What you should do:
Copy out every record below exactly as written, but leave out any pictures.

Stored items
[BEGIN]

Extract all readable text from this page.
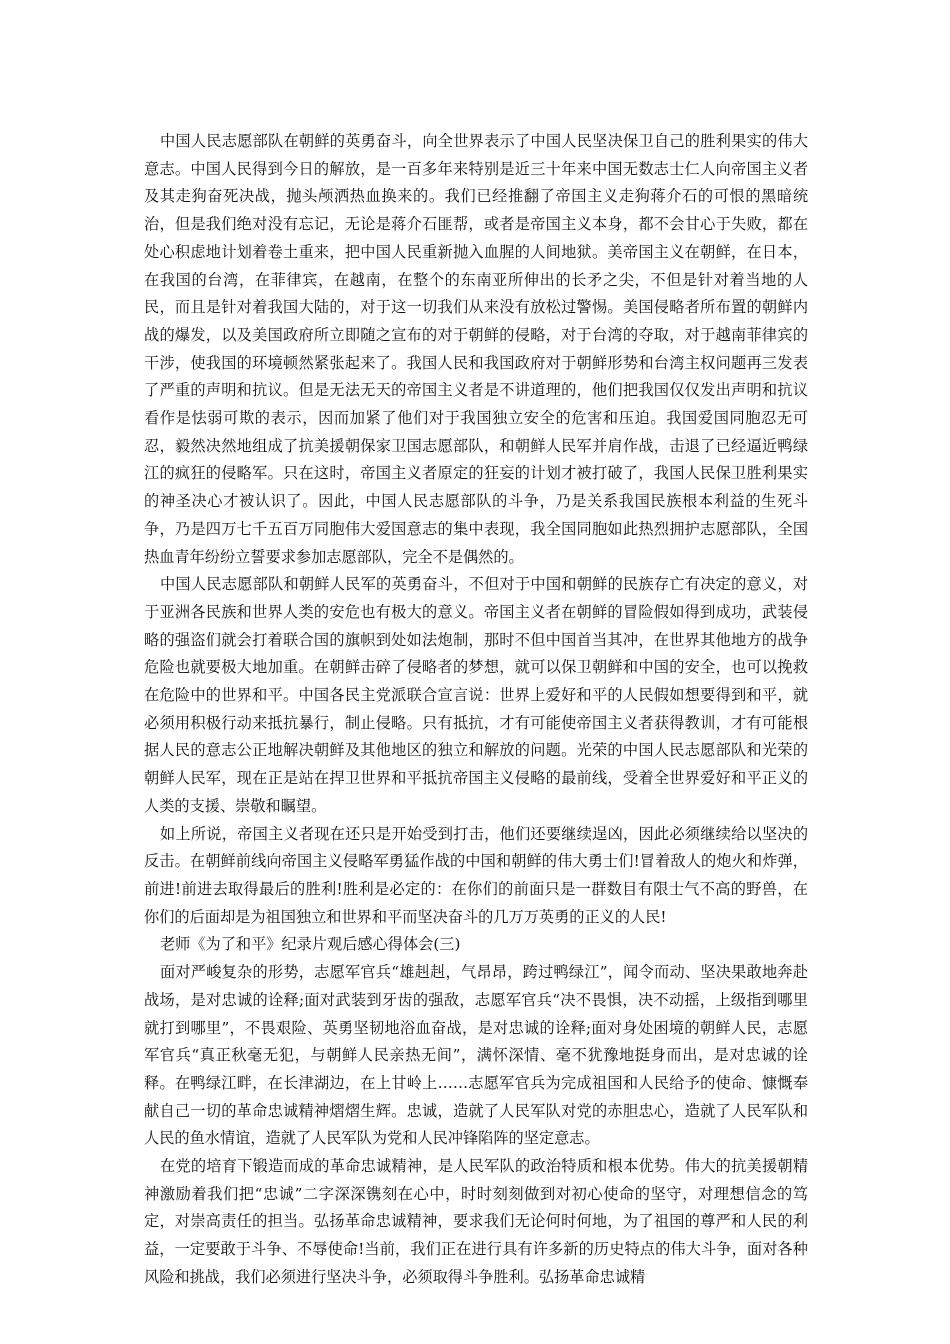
中国人民志愿部队在朝鲜的英勇奋斗，向全世界表示了中国人民坚决保卫自己的胜利果实的伟大意志。中国人民得到今日的解放，是一百多年来特别是近三十年来中国无数志士仁人向帝国主义者及其走狗奋死决战，抛头颅洒热血换来的。我们已经推翻了帝国主义走狗蒋介石的可恨的黑暗统治，但是我们绝对没有忘记，无论是蒋介石匪帮，或者是帝国主义本身，都不会甘心于失败，都在处心积虑地计划着卷土重来，把中国人民重新抛入血腥的人间地狱。美帝国主义在朝鲜，在日本，在我国的台湾，在菲律宾，在越南，在整个的东南亚所伸出的长矛之尖，不但是针对着当地的人民，而且是针对着我国大陆的，对于这一切我们从来没有放松过警惕。美国侵略者所布置的朝鲜内战的爆发，以及美国政府所立即随之宣布的对于朝鲜的侵略，对于台湾的夺取，对于越南菲律宾的干涉，使我国的环境顿然紧张起来了。我国人民和我国政府对于朝鲜形势和台湾主权问题再三发表了严重的声明和抗议。但是无法无天的帝国主义者是不讲道理的，他们把我国仅仅发出声明和抗议看作是怯弱可欺的表示，因而加紧了他们对于我国独立安全的危害和压迫。我国爱国同胞忍无可忍，毅然决然地组成了抗美援朝保家卫国志愿部队，和朝鲜人民军并肩作战，击退了已经逼近鸭绿江的疯狂的侵略军。只在这时，帝国主义者原定的狂妄的计划才被打破了，我国人民保卫胜利果实的神圣决心才被认识了。因此，中国人民志愿部队的斗争，乃是关系我国民族根本利益的生死斗争，乃是四万七千五百万同胞伟大爱国意志的集中表现，我全国同胞如此热烈拥护志愿部队，全国热血青年纷纷立誓要求参加志愿部队，完全不是偶然的。

中国人民志愿部队和朝鲜人民军的英勇奋斗，不但对于中国和朝鲜的民族存亡有决定的意义，对于亚洲各民族和世界人类的安危也有极大的意义。帝国主义者在朝鲜的冒险假如得到成功，武装侵略的强盗们就会打着联合国的旗帜到处如法炮制，那时不但中国首当其冲，在世界其他地方的战争危险也就要极大地加重。在朝鲜击碎了侵略者的梦想，就可以保卫朝鲜和中国的安全，也可以挽救在危险中的世界和平。中国各民主党派联合宣言说：世界上爱好和平的人民假如想要得到和平，就必须用积极行动来抵抗暴行，制止侵略。只有抵抗，才有可能使帝国主义者获得教训，才有可能根据人民的意志公正地解决朝鲜及其他地区的独立和解放的问题。光荣的中国人民志愿部队和光荣的朝鲜人民军，现在正是站在捍卫世界和平抵抗帝国主义侵略的最前线，受着全世界爱好和平正义的人类的支援、崇敬和瞩望。

如上所说，帝国主义者现在还只是开始受到打击，他们还要继续逞凶，因此必须继续给以坚决的反击。在朝鲜前线向帝国主义侵略军勇猛作战的中国和朝鲜的伟大勇士们!冒着敌人的炮火和炸弹，前进!前进去取得最后的胜利!胜利是必定的：在你们的前面只是一群数目有限士气不高的野兽，在你们的后面却是为祖国独立和世界和平而坚决奋斗的几万万英勇的正义的人民!

老师《为了和平》纪录片观后感心得体会(三)

面对严峻复杂的形势，志愿军官兵“雄赳赳，气昂昂，跨过鸭绿江”，闻令而动、坚决果敢地奔赴战场，是对忠诚的诠释;面对武装到牙齿的强敌，志愿军官兵“决不畏惧，决不动摇，上级指到哪里就打到哪里”，不畏艰险、英勇坚韧地浴血奋战，是对忠诚的诠释;面对身处困境的朝鲜人民，志愿军官兵“真正秋毫无犯，与朝鲜人民亲热无间”，满怀深情、毫不犹豫地挺身而出，是对忠诚的诠释。在鸭绿江畔，在长津湖边，在上甘岭上……志愿军官兵为完成祖国和人民给予的使命、慷慨奉献自己一切的革命忠诚精神熠熠生辉。忠诚，造就了人民军队对党的赤胆忠心，造就了人民军队和人民的鱼水情谊，造就了人民军队为党和人民冲锋陷阵的坚定意志。

在党的培育下锻造而成的革命忠诚精神，是人民军队的政治特质和根本优势。伟大的抗美援朝精神激励着我们把“忠诚”二字深深镌刻在心中，时时刻刻做到对初心使命的坚守，对理想信念的笃定，对崇高责任的担当。弘扬革命忠诚精神，要求我们无论何时何地，为了祖国的尊严和人民的利益，一定要敢于斗争、不辱使命!当前，我们正在进行具有许多新的历史特点的伟大斗争，面对各种风险和挑战，我们必须进行坚决斗争，必须取得斗争胜利。弘扬革命忠诚精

[END]

Exercise response:
Extract all readable text from this page.
中国人民志愿部队在朝鲜的英勇奋斗，向全世界表示了中国人民坚决保卫自己的胜利果实的伟大意志。中国人民得到今日的解放，是一百多年来特别是近三十年来中国无数志士仁人向帝国主义者及其走狗奋死决战，抛头颅洒热血换来的。我们已经推翻了帝国主义走狗蒋介石的可恨的黑暗统治，但是我们绝对没有忘记，无论是蒋介石匪帮，或者是帝国主义本身，都不会甘心于失败，都在处心积虑地计划着卷土重来，把中国人民重新抛入血腥的人间地狱。美帝国主义在朝鲜，在日本，在我国的台湾，在菲律宾，在越南，在整个的东南亚所伸出的长矛之尖，不但是针对着当地的人民，而且是针对着我国大陆的，对于这一切我们从来没有放松过警惕。美国侵略者所布置的朝鲜内战的爆发，以及美国政府所立即随之宣布的对于朝鲜的侵略，对于台湾的夺取，对于越南菲律宾的干涉，使我国的环境顿然紧张起来了。我国人民和我国政府对于朝鲜形势和台湾主权问题再三发表了严重的声明和抗议。但是无法无天的帝国主义者是不讲道理的，他们把我国仅仅发出声明和抗议看作是怯弱可欺的表示，因而加紧了他们对于我国独立安全的危害和压迫。我国爱国同胞忍无可忍，毅然决然地组成了抗美援朝保家卫国志愿部队，和朝鲜人民军并肩作战，击退了已经逼近鸭绿江的疯狂的侵略军。只在这时，帝国主义者原定的狂妄的计划才被打破了，我国人民保卫胜利果实的神圣决心才被认识了。因此，中国人民志愿部队的斗争，乃是关系我国民族根本利益的生死斗争，乃是四万七千五百万同胞伟大爱国意志的集中表现，我全国同胞如此热烈拥护志愿部队，全国热血青年纷纷立誓要求参加志愿部队，完全不是偶然的。

中国人民志愿部队和朝鲜人民军的英勇奋斗，不但对于中国和朝鲜的民族存亡有决定的意义，对于亚洲各民族和世界人类的安危也有极大的意义。帝国主义者在朝鲜的冒险假如得到成功，武装侵略的强盗们就会打着联合国的旗帜到处如法炮制，那时不但中国首当其冲，在世界其他地方的战争危险也就要极大地加重。在朝鲜击碎了侵略者的梦想，就可以保卫朝鲜和中国的安全，也可以挽救在危险中的世界和平。中国各民主党派联合宣言说：世界上爱好和平的人民假如想要得到和平，就必须用积极行动来抵抗暴行，制止侵略。只有抵抗，才有可能使帝国主义者获得教训，才有可能根据人民的意志公正地解决朝鲜及其他地区的独立和解放的问题。光荣的中国人民志愿部队和光荣的朝鲜人民军，现在正是站在捍卫世界和平抵抗帝国主义侵略的最前线，受着全世界爱好和平正义的人类的支援、崇敬和瞩望。

如上所说，帝国主义者现在还只是开始受到打击，他们还要继续逞凶，因此必须继续给以坚决的反击。在朝鲜前线向帝国主义侵略军勇猛作战的中国和朝鲜的伟大勇士们!冒着敌人的炮火和炸弹，前进!前进去取得最后的胜利!胜利是必定的：在你们的前面只是一群数目有限士气不高的野兽，在你们的后面却是为祖国独立和世界和平而坚决奋斗的几万万英勇的正义的人民!

老师《为了和平》纪录片观后感心得体会(三)

面对严峻复杂的形势，志愿军官兵“雄赳赳，气昂昂，跨过鸭绿江”，闻令而动、坚决果敢地奔赴战场，是对忠诚的诠释;面对武装到牙齿的强敌，志愿军官兵“决不畏惧，决不动摇，上级指到哪里就打到哪里”，不畏艰险、英勇坚韧地浴血奋战，是对忠诚的诠释;面对身处困境的朝鲜人民，志愿军官兵“真正秋毫无犯，与朝鲜人民亲热无间”，满怀深情、毫不犹豫地挺身而出，是对忠诚的诠释。在鸭绿江畔，在长津湖边，在上甘岭上……志愿军官兵为完成祖国和人民给予的使命、慷慨奉献自己一切的革命忠诚精神熠熠生辉。忠诚，造就了人民军队对党的赤胆忠心，造就了人民军队和人民的鱼水情谊，造就了人民军队为党和人民冲锋陷阵的坚定意志。

在党的培育下锻造而成的革命忠诚精神，是人民军队的政治特质和根本优势。伟大的抗美援朝精神激励着我们把“忠诚”二字深深镌刻在心中，时时刻刻做到对初心使命的坚守，对理想信念的笃定，对崇高责任的担当。弘扬革命忠诚精神，要求我们无论何时何地，为了祖国的尊严和人民的利益，一定要敢于斗争、不辱使命!当前，我们正在进行具有许多新的历史特点的伟大斗争，面对各种风险和挑战，我们必须进行坚决斗争，必须取得斗争胜利。弘扬革命忠诚精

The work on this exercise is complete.